_Exercise_
Would you pull out every line of the material that contains the string "contoh"?

● ● ● ● ● ● ●

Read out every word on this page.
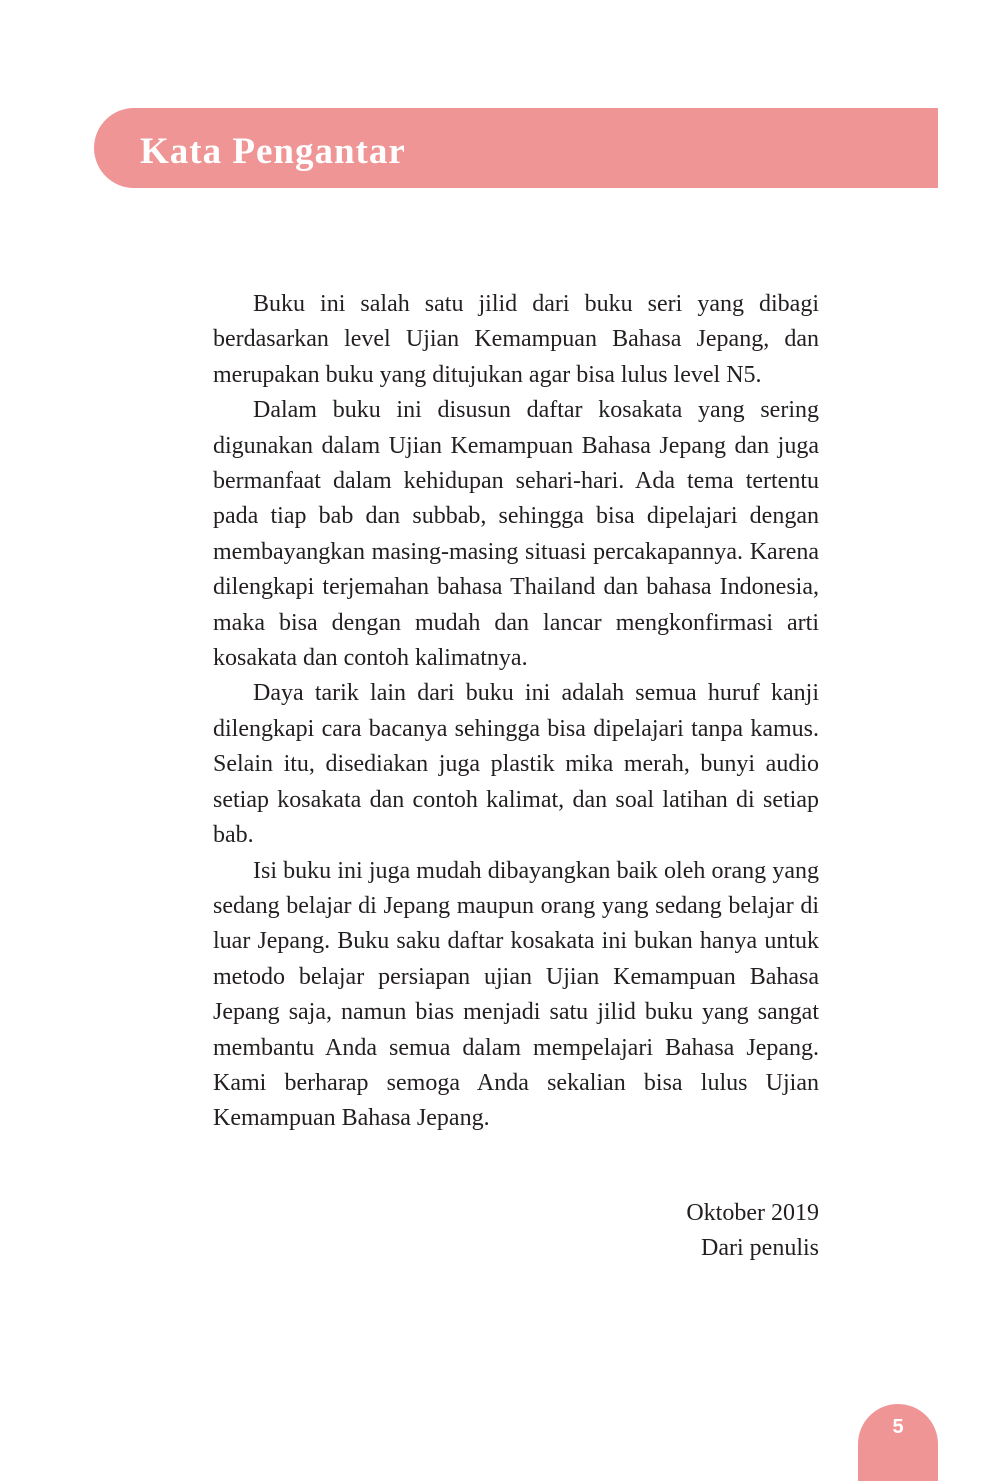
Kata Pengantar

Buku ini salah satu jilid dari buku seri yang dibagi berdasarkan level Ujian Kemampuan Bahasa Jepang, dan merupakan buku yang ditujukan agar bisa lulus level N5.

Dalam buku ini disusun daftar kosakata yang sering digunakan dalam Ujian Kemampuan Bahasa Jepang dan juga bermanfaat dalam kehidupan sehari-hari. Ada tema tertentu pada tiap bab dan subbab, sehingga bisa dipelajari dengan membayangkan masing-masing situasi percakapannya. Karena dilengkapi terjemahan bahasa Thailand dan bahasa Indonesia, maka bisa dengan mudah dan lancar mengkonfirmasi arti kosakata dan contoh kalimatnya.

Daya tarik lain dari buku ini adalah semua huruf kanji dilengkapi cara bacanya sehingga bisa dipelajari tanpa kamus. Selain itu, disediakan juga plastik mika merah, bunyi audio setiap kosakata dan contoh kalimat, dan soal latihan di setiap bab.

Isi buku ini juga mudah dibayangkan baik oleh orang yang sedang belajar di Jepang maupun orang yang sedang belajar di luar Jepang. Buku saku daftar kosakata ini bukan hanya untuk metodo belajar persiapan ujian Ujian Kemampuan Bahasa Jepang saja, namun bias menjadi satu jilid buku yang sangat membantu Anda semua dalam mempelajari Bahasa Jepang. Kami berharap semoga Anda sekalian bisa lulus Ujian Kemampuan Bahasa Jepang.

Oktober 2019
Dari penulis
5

● ● ● ● ● ● ●

_Answer for the task_
Dalam buku ini disusun daftar kosakata yang sering digunakan dalam Ujian Kemampuan Bahasa Jepang dan juga bermanfaat dalam kehidupan sehari-hari. Ada tema tertentu pada tiap bab dan subbab, sehingga bisa dipelajari dengan membayangkan masing-masing situasi percakapannya. Karena dilengkapi terjemahan bahasa Thailand dan bahasa Indonesia, maka bisa dengan mudah dan lancar mengkonfirmasi arti kosakata dan contoh kalimatnya.
Daya tarik lain dari buku ini adalah semua huruf kanji dilengkapi cara bacanya sehingga bisa dipelajari tanpa kamus. Selain itu, disediakan juga plastik mika merah, bunyi audio setiap kosakata dan contoh kalimat, dan soal latihan di setiap bab.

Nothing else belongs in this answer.